** Start of GIVEN INFORMATION **
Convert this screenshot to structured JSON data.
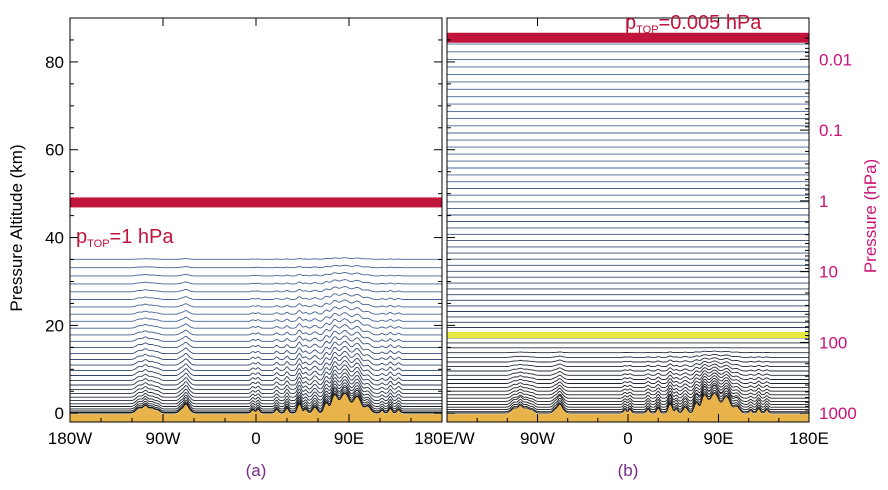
{
  "chart_data": [
    {
      "type": "line",
      "panel_label": "(a)",
      "x_ticks": [
        "180W",
        "90W",
        "0",
        "90E",
        "180E/W"
      ],
      "xlim": [
        -180,
        180
      ],
      "ylabel": "Pressure Altitude (km)",
      "ylim": [
        -2,
        90
      ],
      "y_ticks": [
        0,
        20,
        40,
        60,
        80
      ],
      "model_top_km": 48,
      "model_top_annotation": {
        "prefix": "p",
        "subscript": "TOP",
        "suffix": "=1 hPa"
      },
      "level_count": 30,
      "top_level_km": 35,
      "terrain_color": "#e8b34a",
      "top_band_color": "#c0143c"
    },
    {
      "type": "line",
      "panel_label": "(b)",
      "x_ticks": [
        "90W",
        "0",
        "90E",
        "180E"
      ],
      "xlim": [
        -180,
        180
      ],
      "y2label": "Pressure (hPa)",
      "y2_scale": "log",
      "y2_ticks": [
        "0.01",
        "0.1",
        "1",
        "10",
        "100",
        "1000"
      ],
      "ylim": [
        -2,
        90
      ],
      "model_top_km": 85.5,
      "model_top_annotation": {
        "prefix": "p",
        "subscript": "TOP",
        "suffix": "=0.005 hPa"
      },
      "level_count": 66,
      "highlight_level_km": 17.8,
      "highlight_color": "#e8e840",
      "terrain_color": "#e8b34a",
      "top_band_color": "#c0143c",
      "label_color": "#cc1177"
    }
  ]
}
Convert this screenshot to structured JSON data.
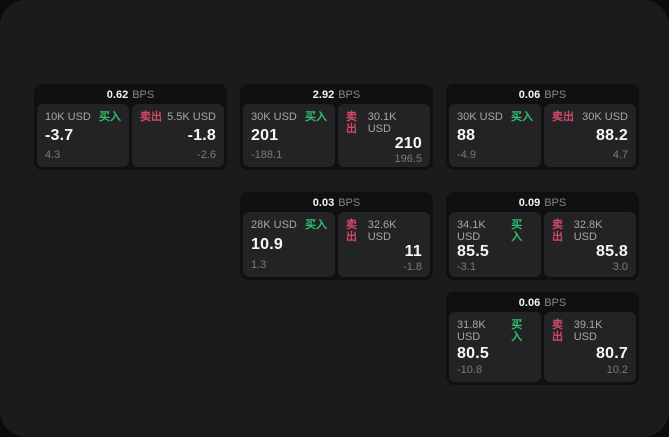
{
  "labels": {
    "buy": "买入",
    "sell": "卖出",
    "bps_unit": "BPS"
  },
  "colors": {
    "buy_green": "#2fbe6e",
    "sell_red": "#d04a68"
  },
  "cards": [
    {
      "bps": "0.62",
      "buy": {
        "size": "10K USD",
        "price": "-3.7",
        "delta": "4.3"
      },
      "sell": {
        "size": "5.5K USD",
        "price": "-1.8",
        "delta": "-2.6"
      }
    },
    {
      "bps": "2.92",
      "buy": {
        "size": "30K USD",
        "price": "201",
        "delta": "-188.1"
      },
      "sell": {
        "size": "30.1K USD",
        "price": "210",
        "delta": "196.5"
      }
    },
    {
      "bps": "0.06",
      "buy": {
        "size": "30K USD",
        "price": "88",
        "delta": "-4.9"
      },
      "sell": {
        "size": "30K USD",
        "price": "88.2",
        "delta": "4.7"
      }
    },
    {
      "bps": "0.03",
      "buy": {
        "size": "28K USD",
        "price": "10.9",
        "delta": "1.3"
      },
      "sell": {
        "size": "32.6K USD",
        "price": "11",
        "delta": "-1.8"
      }
    },
    {
      "bps": "0.09",
      "buy": {
        "size": "34.1K USD",
        "price": "85.5",
        "delta": "-3.1"
      },
      "sell": {
        "size": "32.8K USD",
        "price": "85.8",
        "delta": "3.0"
      }
    },
    {
      "bps": "0.06",
      "buy": {
        "size": "31.8K USD",
        "price": "80.5",
        "delta": "-10.8"
      },
      "sell": {
        "size": "39.1K USD",
        "price": "80.7",
        "delta": "10.2"
      }
    }
  ]
}
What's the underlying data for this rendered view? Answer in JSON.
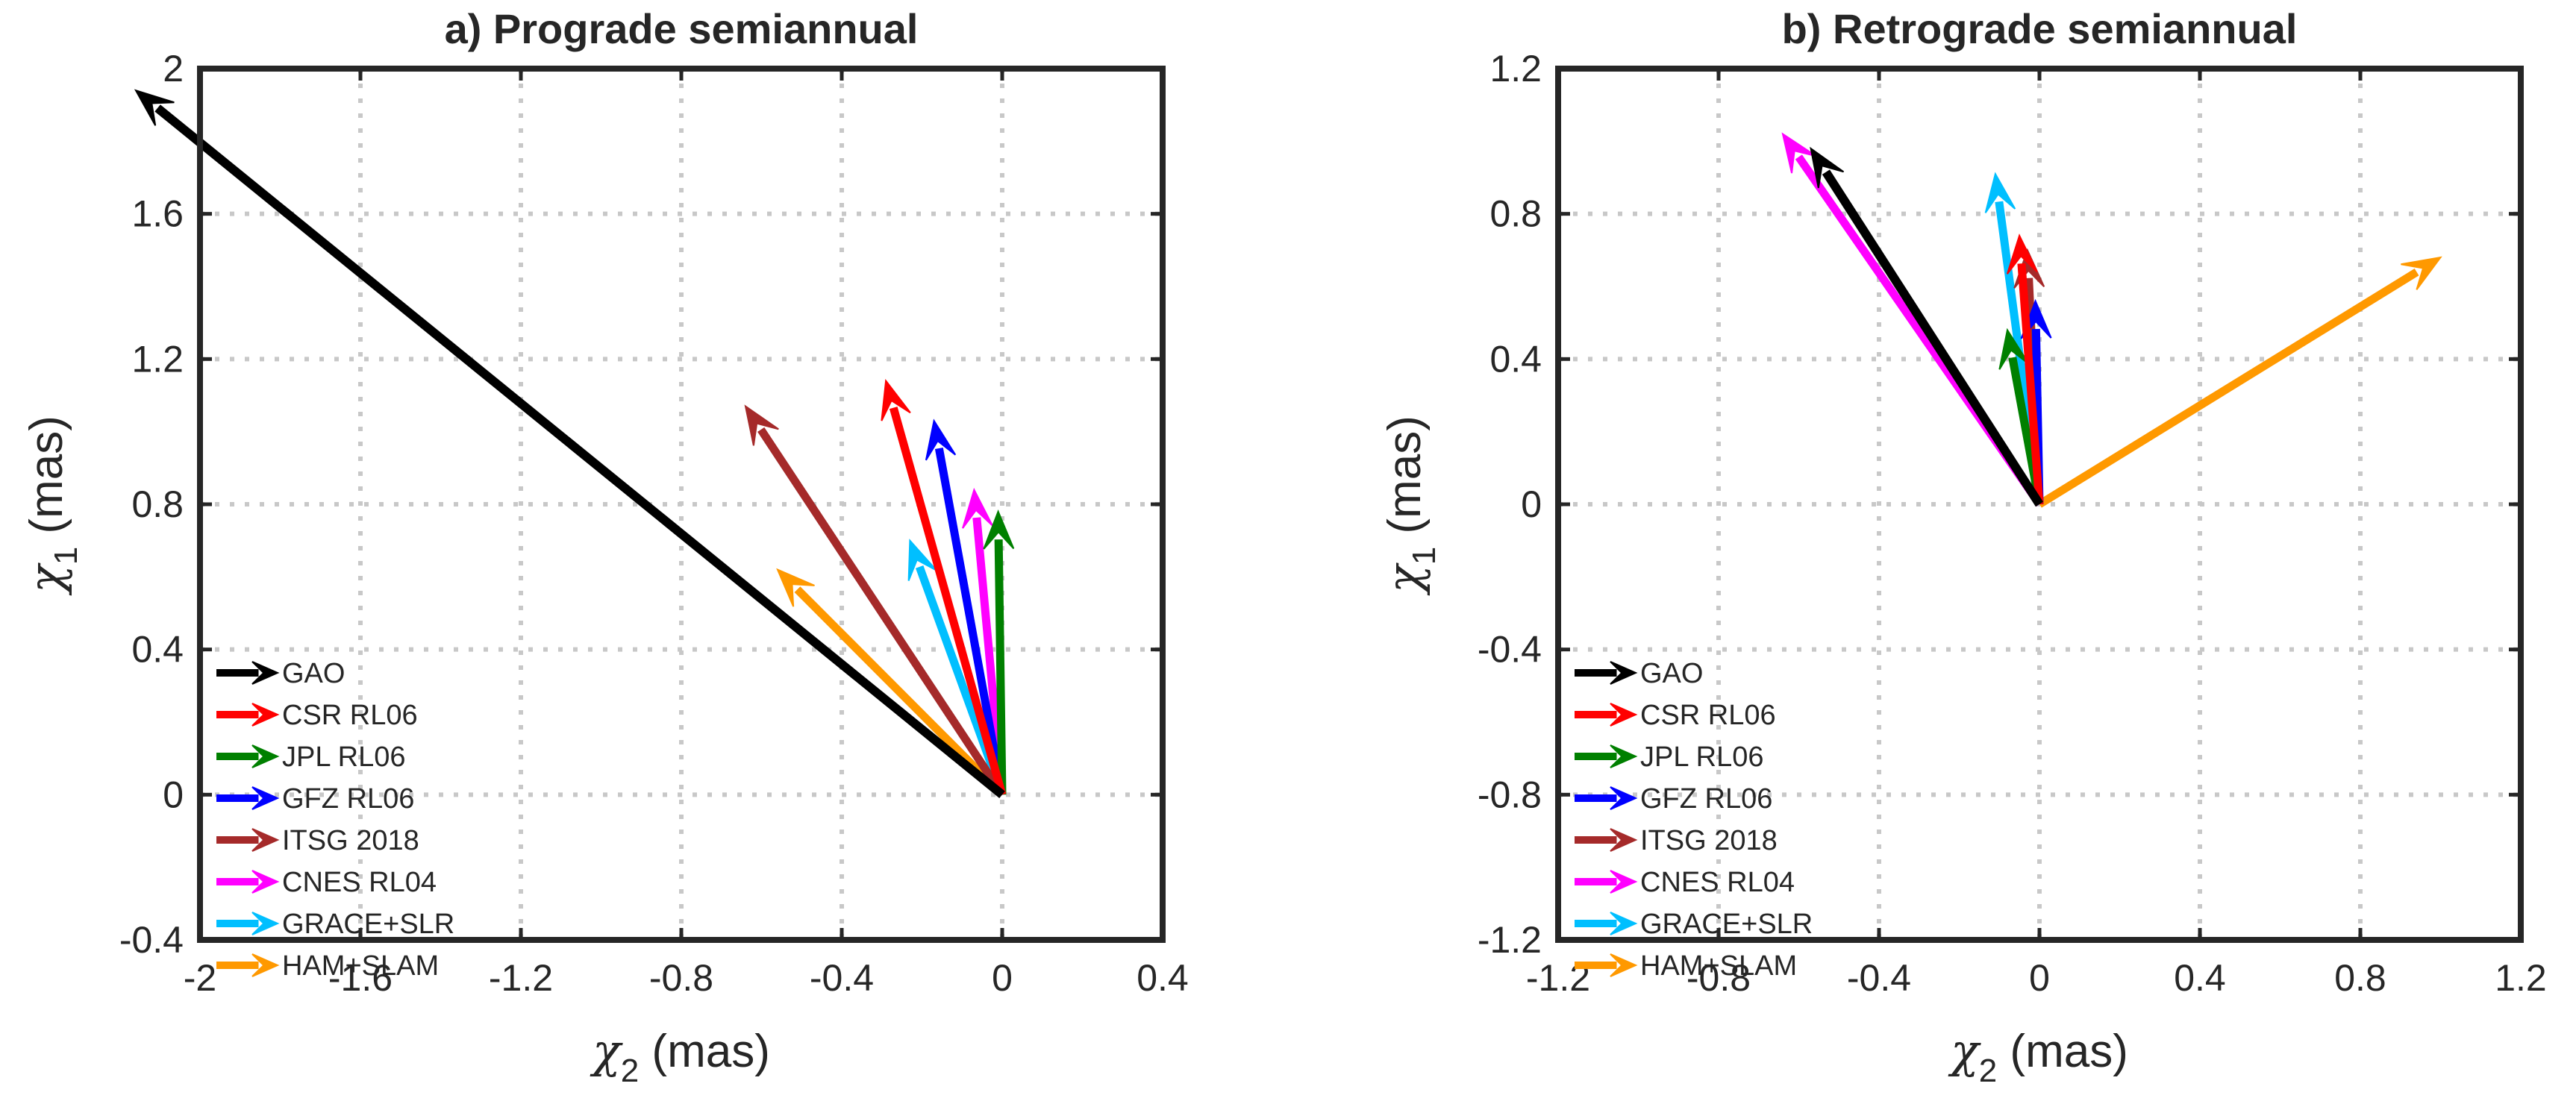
{
  "chart_data": [
    {
      "type": "vector",
      "title": "a) Prograde semiannual",
      "xlabel": {
        "symbol": "χ",
        "subscript": "2",
        "unit": " (mas)"
      },
      "ylabel": {
        "symbol": "χ",
        "subscript": "1",
        "unit": " (mas)"
      },
      "xlim": [
        -2,
        0.4
      ],
      "ylim": [
        -0.4,
        2
      ],
      "xticks": [
        -2,
        -1.6,
        -1.2,
        -0.8,
        -0.4,
        0,
        0.4
      ],
      "yticks": [
        -0.4,
        0,
        0.4,
        0.8,
        1.2,
        1.6,
        2
      ],
      "xtick_labels": [
        "-2",
        "-1.6",
        "-1.2",
        "-0.8",
        "-0.4",
        "0",
        "0.4"
      ],
      "ytick_labels": [
        "-0.4",
        "0",
        "0.4",
        "0.8",
        "1.2",
        "1.6",
        "2"
      ],
      "grid": true,
      "legend_position": "lower-left",
      "series": [
        {
          "name": "GAO",
          "color": "#000000",
          "x": -2.16,
          "y": 1.94
        },
        {
          "name": "CSR RL06",
          "color": "#ff0000",
          "x": -0.29,
          "y": 1.14
        },
        {
          "name": "JPL RL06",
          "color": "#008000",
          "x": -0.01,
          "y": 0.78
        },
        {
          "name": "GFZ RL06",
          "color": "#0000ff",
          "x": -0.17,
          "y": 1.03
        },
        {
          "name": "ITSG 2018",
          "color": "#a52a2a",
          "x": -0.64,
          "y": 1.07
        },
        {
          "name": "CNES RL04",
          "color": "#ff00ff",
          "x": -0.07,
          "y": 0.84
        },
        {
          "name": "GRACE+SLR",
          "color": "#00bfff",
          "x": -0.23,
          "y": 0.7
        },
        {
          "name": "HAM+SLAM",
          "color": "#ff9900",
          "x": -0.56,
          "y": 0.62
        }
      ]
    },
    {
      "type": "vector",
      "title": "b) Retrograde semiannual",
      "xlabel": {
        "symbol": "χ",
        "subscript": "2",
        "unit": " (mas)"
      },
      "ylabel": {
        "symbol": "χ",
        "subscript": "1",
        "unit": " (mas)"
      },
      "xlim": [
        -1.2,
        1.2
      ],
      "ylim": [
        -1.2,
        1.2
      ],
      "xticks": [
        -1.2,
        -0.8,
        -0.4,
        0,
        0.4,
        0.8,
        1.2
      ],
      "yticks": [
        -1.2,
        -0.8,
        -0.4,
        0,
        0.4,
        0.8,
        1.2
      ],
      "xtick_labels": [
        "-1.2",
        "-0.8",
        "-0.4",
        "0",
        "0.4",
        "0.8",
        "1.2"
      ],
      "ytick_labels": [
        "-1.2",
        "-0.8",
        "-0.4",
        "0",
        "0.4",
        "0.8",
        "1.2"
      ],
      "grid": true,
      "legend_position": "lower-left",
      "series": [
        {
          "name": "GAO",
          "color": "#000000",
          "x": -0.57,
          "y": 0.98
        },
        {
          "name": "CSR RL06",
          "color": "#ff0000",
          "x": -0.05,
          "y": 0.74
        },
        {
          "name": "JPL RL06",
          "color": "#008000",
          "x": -0.08,
          "y": 0.48
        },
        {
          "name": "GFZ RL06",
          "color": "#0000ff",
          "x": -0.01,
          "y": 0.56
        },
        {
          "name": "ITSG 2018",
          "color": "#a52a2a",
          "x": -0.03,
          "y": 0.7
        },
        {
          "name": "CNES RL04",
          "color": "#ff00ff",
          "x": -0.64,
          "y": 1.02
        },
        {
          "name": "GRACE+SLR",
          "color": "#00bfff",
          "x": -0.11,
          "y": 0.91
        },
        {
          "name": "HAM+SLAM",
          "color": "#ff9900",
          "x": 1.0,
          "y": 0.68
        }
      ]
    }
  ]
}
** End of GIVEN INFORMATION **
Each record above should be copied character for character, with pictures dropped.

- RESPONSE BELOW
Convert this screenshot to structured JSON data.
{
  "chart_data": [
    {
      "type": "line",
      "panel_label": "(a)",
      "x_ticks": [
        "180W",
        "90W",
        "0",
        "90E",
        "180E/W"
      ],
      "xlim": [
        -180,
        180
      ],
      "ylabel": "Pressure Altitude (km)",
      "ylim": [
        -2,
        90
      ],
      "y_ticks": [
        0,
        20,
        40,
        60,
        80
      ],
      "model_top_km": 48,
      "model_top_annotation": {
        "prefix": "p",
        "subscript": "TOP",
        "suffix": "=1 hPa"
      },
      "level_count": 30,
      "top_level_km": 35,
      "terrain_color": "#e8b34a",
      "top_band_color": "#c0143c"
    },
    {
      "type": "line",
      "panel_label": "(b)",
      "x_ticks": [
        "90W",
        "0",
        "90E",
        "180E"
      ],
      "xlim": [
        -180,
        180
      ],
      "y2label": "Pressure (hPa)",
      "y2_scale": "log",
      "y2_ticks": [
        "0.01",
        "0.1",
        "1",
        "10",
        "100",
        "1000"
      ],
      "ylim": [
        -2,
        90
      ],
      "model_top_km": 85.5,
      "model_top_annotation": {
        "prefix": "p",
        "subscript": "TOP",
        "suffix": "=0.005 hPa"
      },
      "level_count": 66,
      "highlight_level_km": 17.8,
      "highlight_color": "#e8e840",
      "terrain_color": "#e8b34a",
      "top_band_color": "#c0143c",
      "label_color": "#cc1177"
    }
  ]
}
Convert this screenshot to structured JSON data.
{
  "labels": {
    "buy": "买入",
    "sell": "卖出",
    "bps_unit": "BPS"
  },
  "colors": {
    "buy_green": "#2fbe6e",
    "sell_red": "#d04a68"
  },
  "cards": [
    {
      "bps": "0.62",
      "buy": {
        "size": "10K USD",
        "price": "-3.7",
        "delta": "4.3"
      },
      "sell": {
        "size": "5.5K USD",
        "price": "-1.8",
        "delta": "-2.6"
      }
    },
    {
      "bps": "2.92",
      "buy": {
        "size": "30K USD",
        "price": "201",
        "delta": "-188.1"
      },
      "sell": {
        "size": "30.1K USD",
        "price": "210",
        "delta": "196.5"
      }
    },
    {
      "bps": "0.06",
      "buy": {
        "size": "30K USD",
        "price": "88",
        "delta": "-4.9"
      },
      "sell": {
        "size": "30K USD",
        "price": "88.2",
        "delta": "4.7"
      }
    },
    {
      "bps": "0.03",
      "buy": {
        "size": "28K USD",
        "price": "10.9",
        "delta": "1.3"
      },
      "sell": {
        "size": "32.6K USD",
        "price": "11",
        "delta": "-1.8"
      }
    },
    {
      "bps": "0.09",
      "buy": {
        "size": "34.1K USD",
        "price": "85.5",
        "delta": "-3.1"
      },
      "sell": {
        "size": "32.8K USD",
        "price": "85.8",
        "delta": "3.0"
      }
    },
    {
      "bps": "0.06",
      "buy": {
        "size": "31.8K USD",
        "price": "80.5",
        "delta": "-10.8"
      },
      "sell": {
        "size": "39.1K USD",
        "price": "80.7",
        "delta": "10.2"
      }
    }
  ]
}
What's the underlying data for this rendered view? Answer in JSON.
{
  "chart_data": [
    {
      "type": "vector",
      "title": "a) Prograde semiannual",
      "xlabel": {
        "symbol": "χ",
        "subscript": "2",
        "unit": " (mas)"
      },
      "ylabel": {
        "symbol": "χ",
        "subscript": "1",
        "unit": " (mas)"
      },
      "xlim": [
        -2,
        0.4
      ],
      "ylim": [
        -0.4,
        2
      ],
      "xticks": [
        -2,
        -1.6,
        -1.2,
        -0.8,
        -0.4,
        0,
        0.4
      ],
      "yticks": [
        -0.4,
        0,
        0.4,
        0.8,
        1.2,
        1.6,
        2
      ],
      "xtick_labels": [
        "-2",
        "-1.6",
        "-1.2",
        "-0.8",
        "-0.4",
        "0",
        "0.4"
      ],
      "ytick_labels": [
        "-0.4",
        "0",
        "0.4",
        "0.8",
        "1.2",
        "1.6",
        "2"
      ],
      "grid": true,
      "legend_position": "lower-left",
      "series": [
        {
          "name": "GAO",
          "color": "#000000",
          "x": -2.16,
          "y": 1.94
        },
        {
          "name": "CSR RL06",
          "color": "#ff0000",
          "x": -0.29,
          "y": 1.14
        },
        {
          "name": "JPL RL06",
          "color": "#008000",
          "x": -0.01,
          "y": 0.78
        },
        {
          "name": "GFZ RL06",
          "color": "#0000ff",
          "x": -0.17,
          "y": 1.03
        },
        {
          "name": "ITSG 2018",
          "color": "#a52a2a",
          "x": -0.64,
          "y": 1.07
        },
        {
          "name": "CNES RL04",
          "color": "#ff00ff",
          "x": -0.07,
          "y": 0.84
        },
        {
          "name": "GRACE+SLR",
          "color": "#00bfff",
          "x": -0.23,
          "y": 0.7
        },
        {
          "name": "HAM+SLAM",
          "color": "#ff9900",
          "x": -0.56,
          "y": 0.62
        }
      ]
    },
    {
      "type": "vector",
      "title": "b) Retrograde semiannual",
      "xlabel": {
        "symbol": "χ",
        "subscript": "2",
        "unit": " (mas)"
      },
      "ylabel": {
        "symbol": "χ",
        "subscript": "1",
        "unit": " (mas)"
      },
      "xlim": [
        -1.2,
        1.2
      ],
      "ylim": [
        -1.2,
        1.2
      ],
      "xticks": [
        -1.2,
        -0.8,
        -0.4,
        0,
        0.4,
        0.8,
        1.2
      ],
      "yticks": [
        -1.2,
        -0.8,
        -0.4,
        0,
        0.4,
        0.8,
        1.2
      ],
      "xtick_labels": [
        "-1.2",
        "-0.8",
        "-0.4",
        "0",
        "0.4",
        "0.8",
        "1.2"
      ],
      "ytick_labels": [
        "-1.2",
        "-0.8",
        "-0.4",
        "0",
        "0.4",
        "0.8",
        "1.2"
      ],
      "grid": true,
      "legend_position": "lower-left",
      "series": [
        {
          "name": "GAO",
          "color": "#000000",
          "x": -0.57,
          "y": 0.98
        },
        {
          "name": "CSR RL06",
          "color": "#ff0000",
          "x": -0.05,
          "y": 0.74
        },
        {
          "name": "JPL RL06",
          "color": "#008000",
          "x": -0.08,
          "y": 0.48
        },
        {
          "name": "GFZ RL06",
          "color": "#0000ff",
          "x": -0.01,
          "y": 0.56
        },
        {
          "name": "ITSG 2018",
          "color": "#a52a2a",
          "x": -0.03,
          "y": 0.7
        },
        {
          "name": "CNES RL04",
          "color": "#ff00ff",
          "x": -0.64,
          "y": 1.02
        },
        {
          "name": "GRACE+SLR",
          "color": "#00bfff",
          "x": -0.11,
          "y": 0.91
        },
        {
          "name": "HAM+SLAM",
          "color": "#ff9900",
          "x": 1.0,
          "y": 0.68
        }
      ]
    }
  ]
}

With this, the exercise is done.